• Problem to work on: Copy out, exactly as given, every line from the line with "Parse this screenshot: output" to the end of the listing, both of those lines included.

Dataset entries on figures:
····················

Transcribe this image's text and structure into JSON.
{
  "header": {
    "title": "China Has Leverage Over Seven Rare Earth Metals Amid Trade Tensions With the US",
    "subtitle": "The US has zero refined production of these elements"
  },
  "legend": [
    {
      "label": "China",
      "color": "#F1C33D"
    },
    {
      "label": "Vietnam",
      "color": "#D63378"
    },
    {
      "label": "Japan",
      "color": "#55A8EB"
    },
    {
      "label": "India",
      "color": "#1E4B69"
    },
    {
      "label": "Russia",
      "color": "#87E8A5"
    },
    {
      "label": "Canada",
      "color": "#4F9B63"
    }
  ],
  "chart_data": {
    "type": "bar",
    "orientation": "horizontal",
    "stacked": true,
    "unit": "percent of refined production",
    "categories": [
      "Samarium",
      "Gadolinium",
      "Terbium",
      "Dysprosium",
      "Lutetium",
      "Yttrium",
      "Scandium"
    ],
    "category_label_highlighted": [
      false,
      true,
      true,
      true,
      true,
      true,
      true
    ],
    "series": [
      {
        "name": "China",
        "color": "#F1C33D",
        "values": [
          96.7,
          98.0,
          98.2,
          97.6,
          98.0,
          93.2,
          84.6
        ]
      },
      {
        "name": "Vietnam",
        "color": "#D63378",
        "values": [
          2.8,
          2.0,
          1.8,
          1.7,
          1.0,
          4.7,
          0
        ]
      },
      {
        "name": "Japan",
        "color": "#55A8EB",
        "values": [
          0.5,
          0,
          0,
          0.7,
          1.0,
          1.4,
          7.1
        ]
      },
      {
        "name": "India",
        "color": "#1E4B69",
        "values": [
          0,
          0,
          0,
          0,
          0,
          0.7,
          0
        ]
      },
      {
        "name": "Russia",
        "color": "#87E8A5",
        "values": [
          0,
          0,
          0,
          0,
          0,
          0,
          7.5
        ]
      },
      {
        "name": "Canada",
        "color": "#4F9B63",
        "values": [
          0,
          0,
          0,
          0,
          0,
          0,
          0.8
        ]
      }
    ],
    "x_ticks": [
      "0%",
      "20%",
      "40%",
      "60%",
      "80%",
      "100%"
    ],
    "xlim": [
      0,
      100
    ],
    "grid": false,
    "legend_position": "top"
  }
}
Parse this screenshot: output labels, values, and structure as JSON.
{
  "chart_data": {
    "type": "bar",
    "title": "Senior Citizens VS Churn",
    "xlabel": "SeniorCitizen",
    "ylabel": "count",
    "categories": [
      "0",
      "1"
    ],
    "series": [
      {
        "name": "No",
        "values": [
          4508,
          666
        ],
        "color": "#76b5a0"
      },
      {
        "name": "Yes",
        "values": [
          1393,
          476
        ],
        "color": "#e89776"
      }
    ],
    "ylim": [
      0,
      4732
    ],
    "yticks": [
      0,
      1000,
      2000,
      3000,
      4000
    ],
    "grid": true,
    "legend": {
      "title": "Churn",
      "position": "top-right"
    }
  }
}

····················

• Completed task:
Parse this screenshot: output labels, values, and structure as JSON.
{
  "chart_data": {
    "type": "bar",
    "title": "Senior Citizens VS Churn",
    "xlabel": "SeniorCitizen",
    "ylabel": "count",
    "categories": [
      "0",
      "1"
    ],
    "series": [
      {
        "name": "No",
        "values": [
          4508,
          666
        ],
        "color": "#76b5a0"
      },
      {
        "name": "Yes",
        "values": [
          1393,
          476
        ],
        "color": "#e89776"
      }
    ],
    "ylim": [
      0,
      4732
    ],
    "yticks": [
      0,
      1000,
      2000,
      3000,
      4000
    ],
    "grid": true,
    "legend": {
      "title": "Churn",
      "position": "top-right"
    }
  }
}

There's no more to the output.